__What you will do__: Output each entry verbatim and exclude every picture from it.

[Recorded data]

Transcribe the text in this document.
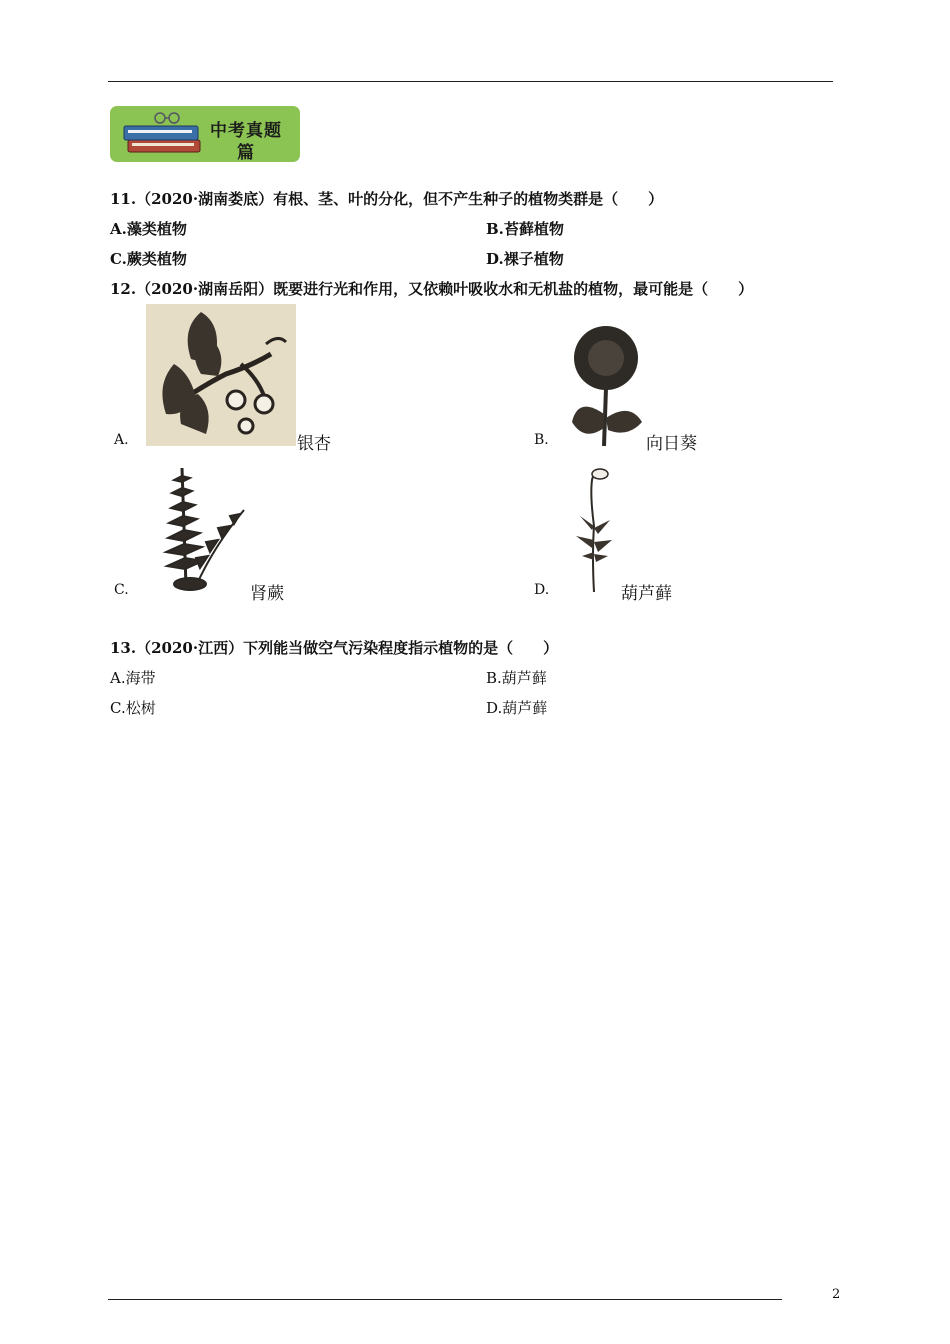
中考真题篇
11.（2020·湖南娄底）有根、茎、叶的分化，但不产生种子的植物类群是（　　）
A.藻类植物	B.苔藓植物
C.蕨类植物	D.裸子植物
12.（2020·湖南岳阳）既要进行光和作用，又依赖叶吸收水和无机盐的植物，最可能是（　　）
A.	银杏	B.	向日葵
C.	肾蕨	D.	葫芦藓
13.（2020·江西）下列能当做空气污染程度指示植物的是（　　）
A.海带	B.葫芦藓
C.松树	D.葫芦藓
2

__Task result__:
Transcribe the text in this document.
中考真题篇
11.（2020·湖南娄底）有根、茎、叶的分化，但不产生种子的植物类群是（　　）
A.藻类植物	B.苔藓植物
C.蕨类植物	D.裸子植物
12.（2020·湖南岳阳）既要进行光和作用，又依赖叶吸收水和无机盐的植物，最可能是（　　）
A.	银杏	B.	向日葵
C.	肾蕨	D.	葫芦藓
13.（2020·江西）下列能当做空气污染程度指示植物的是（　　）
A.海带	B.葫芦藓
C.松树	D.葫芦藓
2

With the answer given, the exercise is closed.